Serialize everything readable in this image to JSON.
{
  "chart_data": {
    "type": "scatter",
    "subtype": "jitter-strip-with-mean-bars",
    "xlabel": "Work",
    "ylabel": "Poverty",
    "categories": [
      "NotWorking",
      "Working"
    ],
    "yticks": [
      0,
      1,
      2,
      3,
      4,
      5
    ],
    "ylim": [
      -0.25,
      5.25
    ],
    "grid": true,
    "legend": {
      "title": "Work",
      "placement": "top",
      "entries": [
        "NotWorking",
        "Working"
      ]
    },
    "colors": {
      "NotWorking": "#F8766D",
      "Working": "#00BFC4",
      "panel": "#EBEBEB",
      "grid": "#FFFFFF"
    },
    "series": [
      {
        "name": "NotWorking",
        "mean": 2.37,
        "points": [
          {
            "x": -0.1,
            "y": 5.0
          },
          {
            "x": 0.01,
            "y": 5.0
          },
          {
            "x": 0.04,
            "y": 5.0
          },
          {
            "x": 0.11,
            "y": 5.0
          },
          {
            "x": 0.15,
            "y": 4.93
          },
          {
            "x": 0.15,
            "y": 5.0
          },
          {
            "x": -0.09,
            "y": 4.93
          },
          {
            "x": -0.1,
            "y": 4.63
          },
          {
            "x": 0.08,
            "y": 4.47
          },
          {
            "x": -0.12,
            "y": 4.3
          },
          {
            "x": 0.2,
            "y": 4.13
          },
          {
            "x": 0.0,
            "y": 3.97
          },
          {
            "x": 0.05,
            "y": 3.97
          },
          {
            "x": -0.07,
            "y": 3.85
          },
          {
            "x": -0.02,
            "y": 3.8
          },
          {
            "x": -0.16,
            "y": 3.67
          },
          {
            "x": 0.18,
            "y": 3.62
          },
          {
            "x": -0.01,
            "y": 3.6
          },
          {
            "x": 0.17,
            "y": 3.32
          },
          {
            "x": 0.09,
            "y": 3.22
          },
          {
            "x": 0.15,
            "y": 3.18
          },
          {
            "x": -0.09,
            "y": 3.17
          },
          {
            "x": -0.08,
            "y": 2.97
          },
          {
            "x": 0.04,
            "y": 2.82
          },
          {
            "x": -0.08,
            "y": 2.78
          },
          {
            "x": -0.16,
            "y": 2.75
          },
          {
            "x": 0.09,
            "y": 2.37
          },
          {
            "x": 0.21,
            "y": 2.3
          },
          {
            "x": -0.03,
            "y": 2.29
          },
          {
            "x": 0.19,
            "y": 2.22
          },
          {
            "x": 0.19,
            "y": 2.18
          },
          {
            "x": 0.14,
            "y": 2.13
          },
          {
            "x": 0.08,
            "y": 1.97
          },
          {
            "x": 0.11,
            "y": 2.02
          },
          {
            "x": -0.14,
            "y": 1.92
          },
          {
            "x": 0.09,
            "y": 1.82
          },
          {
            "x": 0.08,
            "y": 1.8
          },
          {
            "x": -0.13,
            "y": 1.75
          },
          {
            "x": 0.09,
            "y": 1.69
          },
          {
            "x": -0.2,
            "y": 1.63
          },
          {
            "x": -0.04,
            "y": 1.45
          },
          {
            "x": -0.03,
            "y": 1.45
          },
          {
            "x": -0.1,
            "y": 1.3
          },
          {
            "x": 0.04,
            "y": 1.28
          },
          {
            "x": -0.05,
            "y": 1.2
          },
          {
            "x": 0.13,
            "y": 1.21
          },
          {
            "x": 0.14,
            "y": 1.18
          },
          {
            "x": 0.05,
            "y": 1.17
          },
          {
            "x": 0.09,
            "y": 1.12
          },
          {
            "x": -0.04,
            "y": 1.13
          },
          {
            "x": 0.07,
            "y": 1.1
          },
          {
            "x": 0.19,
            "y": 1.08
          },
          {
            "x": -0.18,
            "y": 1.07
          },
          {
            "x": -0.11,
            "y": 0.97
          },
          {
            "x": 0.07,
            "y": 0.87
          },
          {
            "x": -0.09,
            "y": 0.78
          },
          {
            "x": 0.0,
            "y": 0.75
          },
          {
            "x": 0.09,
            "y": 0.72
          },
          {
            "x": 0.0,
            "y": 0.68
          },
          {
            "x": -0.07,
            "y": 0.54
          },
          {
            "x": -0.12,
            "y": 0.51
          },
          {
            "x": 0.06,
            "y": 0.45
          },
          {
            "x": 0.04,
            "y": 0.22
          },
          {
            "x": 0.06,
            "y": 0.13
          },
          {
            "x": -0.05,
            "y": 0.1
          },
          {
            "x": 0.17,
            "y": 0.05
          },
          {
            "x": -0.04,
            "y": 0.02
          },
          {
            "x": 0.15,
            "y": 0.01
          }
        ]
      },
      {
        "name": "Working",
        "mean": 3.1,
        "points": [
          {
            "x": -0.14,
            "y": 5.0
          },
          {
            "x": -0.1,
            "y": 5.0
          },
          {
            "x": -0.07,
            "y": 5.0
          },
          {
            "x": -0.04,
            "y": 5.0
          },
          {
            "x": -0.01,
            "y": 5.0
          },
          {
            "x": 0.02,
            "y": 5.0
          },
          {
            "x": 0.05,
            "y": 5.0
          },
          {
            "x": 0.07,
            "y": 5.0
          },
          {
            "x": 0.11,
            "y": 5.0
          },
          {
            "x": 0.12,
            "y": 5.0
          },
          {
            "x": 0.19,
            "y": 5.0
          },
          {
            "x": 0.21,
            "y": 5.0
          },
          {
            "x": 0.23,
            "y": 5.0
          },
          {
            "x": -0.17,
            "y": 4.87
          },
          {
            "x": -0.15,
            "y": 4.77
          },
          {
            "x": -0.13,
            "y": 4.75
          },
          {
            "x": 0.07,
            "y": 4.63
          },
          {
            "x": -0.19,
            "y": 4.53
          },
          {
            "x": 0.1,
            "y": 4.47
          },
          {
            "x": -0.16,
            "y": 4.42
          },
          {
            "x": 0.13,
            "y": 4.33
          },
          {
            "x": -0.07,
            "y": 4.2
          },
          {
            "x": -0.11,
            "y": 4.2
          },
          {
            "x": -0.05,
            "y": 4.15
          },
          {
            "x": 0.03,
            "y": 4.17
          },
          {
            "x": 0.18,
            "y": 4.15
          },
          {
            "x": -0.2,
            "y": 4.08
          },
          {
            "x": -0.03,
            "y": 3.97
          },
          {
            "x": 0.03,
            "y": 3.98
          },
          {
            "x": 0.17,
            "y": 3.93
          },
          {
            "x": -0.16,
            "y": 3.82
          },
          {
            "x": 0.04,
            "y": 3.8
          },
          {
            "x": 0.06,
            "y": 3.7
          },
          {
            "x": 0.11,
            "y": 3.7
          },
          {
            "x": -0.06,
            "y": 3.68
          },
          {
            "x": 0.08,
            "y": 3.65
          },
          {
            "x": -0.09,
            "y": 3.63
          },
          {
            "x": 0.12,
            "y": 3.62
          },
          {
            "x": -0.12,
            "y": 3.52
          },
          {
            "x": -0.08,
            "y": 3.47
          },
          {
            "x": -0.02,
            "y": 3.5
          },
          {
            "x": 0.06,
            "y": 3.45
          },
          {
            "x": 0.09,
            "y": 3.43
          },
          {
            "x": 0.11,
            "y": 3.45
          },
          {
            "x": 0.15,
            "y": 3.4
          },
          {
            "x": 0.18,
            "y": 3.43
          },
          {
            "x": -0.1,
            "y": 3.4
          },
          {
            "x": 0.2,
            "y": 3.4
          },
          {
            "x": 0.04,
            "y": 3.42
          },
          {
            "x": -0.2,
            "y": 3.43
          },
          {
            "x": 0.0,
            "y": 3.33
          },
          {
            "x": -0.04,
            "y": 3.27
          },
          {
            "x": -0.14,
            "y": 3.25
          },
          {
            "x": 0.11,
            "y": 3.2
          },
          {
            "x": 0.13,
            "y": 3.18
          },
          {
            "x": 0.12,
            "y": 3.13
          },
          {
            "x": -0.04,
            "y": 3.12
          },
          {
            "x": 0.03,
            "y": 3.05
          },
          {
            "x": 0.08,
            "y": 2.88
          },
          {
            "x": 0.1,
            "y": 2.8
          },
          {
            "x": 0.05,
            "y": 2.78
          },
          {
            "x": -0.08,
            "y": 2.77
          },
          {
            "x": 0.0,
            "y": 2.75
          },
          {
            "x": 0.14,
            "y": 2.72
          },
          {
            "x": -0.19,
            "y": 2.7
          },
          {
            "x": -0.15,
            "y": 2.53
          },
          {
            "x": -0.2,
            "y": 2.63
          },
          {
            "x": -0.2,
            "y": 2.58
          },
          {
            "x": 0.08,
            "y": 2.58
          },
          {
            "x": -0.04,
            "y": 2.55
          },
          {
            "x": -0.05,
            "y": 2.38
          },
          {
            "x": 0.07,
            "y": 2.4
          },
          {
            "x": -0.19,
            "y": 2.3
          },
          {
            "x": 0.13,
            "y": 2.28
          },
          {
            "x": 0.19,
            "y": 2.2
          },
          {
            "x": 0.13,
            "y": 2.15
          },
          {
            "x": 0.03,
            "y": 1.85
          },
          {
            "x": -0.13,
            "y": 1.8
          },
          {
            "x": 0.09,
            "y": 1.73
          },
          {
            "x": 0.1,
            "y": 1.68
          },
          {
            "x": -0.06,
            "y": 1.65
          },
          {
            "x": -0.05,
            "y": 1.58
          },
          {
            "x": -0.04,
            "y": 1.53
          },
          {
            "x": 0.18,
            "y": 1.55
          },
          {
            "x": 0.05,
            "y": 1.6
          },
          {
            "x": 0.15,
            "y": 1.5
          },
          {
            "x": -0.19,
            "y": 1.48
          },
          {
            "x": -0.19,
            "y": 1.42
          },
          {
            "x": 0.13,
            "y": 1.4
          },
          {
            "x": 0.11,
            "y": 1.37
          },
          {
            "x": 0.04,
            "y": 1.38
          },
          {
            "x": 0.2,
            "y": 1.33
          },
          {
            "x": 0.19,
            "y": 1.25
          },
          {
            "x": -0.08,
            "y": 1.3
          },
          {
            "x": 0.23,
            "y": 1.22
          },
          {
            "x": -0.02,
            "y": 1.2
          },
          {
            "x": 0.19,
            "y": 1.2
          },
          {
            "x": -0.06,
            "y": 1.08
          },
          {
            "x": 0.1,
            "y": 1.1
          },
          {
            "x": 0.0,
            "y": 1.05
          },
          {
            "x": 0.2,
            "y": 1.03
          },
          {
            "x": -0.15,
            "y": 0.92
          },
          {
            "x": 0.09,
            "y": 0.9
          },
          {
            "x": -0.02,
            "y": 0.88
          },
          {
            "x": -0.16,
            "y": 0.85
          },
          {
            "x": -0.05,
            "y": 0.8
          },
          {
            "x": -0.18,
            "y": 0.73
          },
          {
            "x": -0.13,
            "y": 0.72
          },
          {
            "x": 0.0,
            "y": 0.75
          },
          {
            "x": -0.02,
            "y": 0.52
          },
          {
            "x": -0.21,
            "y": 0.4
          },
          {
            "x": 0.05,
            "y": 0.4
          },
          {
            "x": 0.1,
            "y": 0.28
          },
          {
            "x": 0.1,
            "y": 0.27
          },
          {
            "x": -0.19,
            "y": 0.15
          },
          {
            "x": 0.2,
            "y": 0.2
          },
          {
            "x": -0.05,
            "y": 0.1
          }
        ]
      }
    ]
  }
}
──────────
SHORT EXERCISE >> Locate the word "mean" in the entries, and copy every line where it is found.

COMPLETED EXERCISE >>
    "subtype": "jitter-strip-with-mean-bars",
        "mean": 2.37,
        "mean": 3.1,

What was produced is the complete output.